__PROBLEM__: Locate and copy each line in the data that contains the word "series".

__RECORD SET__:
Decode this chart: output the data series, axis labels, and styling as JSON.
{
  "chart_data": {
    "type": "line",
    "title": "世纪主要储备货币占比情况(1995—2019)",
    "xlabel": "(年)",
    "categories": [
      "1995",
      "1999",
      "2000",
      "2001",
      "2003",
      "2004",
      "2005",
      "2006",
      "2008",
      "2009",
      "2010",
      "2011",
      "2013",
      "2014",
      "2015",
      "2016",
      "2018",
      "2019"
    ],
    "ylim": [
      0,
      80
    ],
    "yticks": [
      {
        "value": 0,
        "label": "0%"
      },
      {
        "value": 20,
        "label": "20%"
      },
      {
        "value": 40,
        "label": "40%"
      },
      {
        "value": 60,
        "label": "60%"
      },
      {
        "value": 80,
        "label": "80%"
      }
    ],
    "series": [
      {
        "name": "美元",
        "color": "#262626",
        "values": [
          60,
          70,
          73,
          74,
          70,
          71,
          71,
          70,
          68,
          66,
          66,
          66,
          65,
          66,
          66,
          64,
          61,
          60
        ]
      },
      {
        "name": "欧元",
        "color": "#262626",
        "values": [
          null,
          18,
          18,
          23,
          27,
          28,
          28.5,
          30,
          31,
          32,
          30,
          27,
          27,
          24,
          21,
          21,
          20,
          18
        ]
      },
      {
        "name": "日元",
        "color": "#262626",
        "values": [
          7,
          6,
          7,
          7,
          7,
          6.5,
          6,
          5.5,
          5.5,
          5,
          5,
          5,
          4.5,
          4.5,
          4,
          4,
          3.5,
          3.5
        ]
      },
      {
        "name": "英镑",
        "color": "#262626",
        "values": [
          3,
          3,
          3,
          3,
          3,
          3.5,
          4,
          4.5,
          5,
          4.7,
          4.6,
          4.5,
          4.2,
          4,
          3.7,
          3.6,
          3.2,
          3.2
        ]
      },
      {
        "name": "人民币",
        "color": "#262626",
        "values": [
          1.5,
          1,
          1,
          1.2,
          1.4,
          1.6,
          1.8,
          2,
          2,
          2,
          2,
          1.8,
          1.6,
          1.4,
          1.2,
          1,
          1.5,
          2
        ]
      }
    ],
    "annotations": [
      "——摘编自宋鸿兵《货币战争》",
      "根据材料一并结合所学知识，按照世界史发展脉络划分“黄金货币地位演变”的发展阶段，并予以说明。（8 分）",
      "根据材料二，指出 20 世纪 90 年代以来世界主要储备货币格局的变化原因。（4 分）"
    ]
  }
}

__REPLY TO THE EXERCISE__:
Decode this chart: output the data series, axis labels, and styling as JSON.
    "series": [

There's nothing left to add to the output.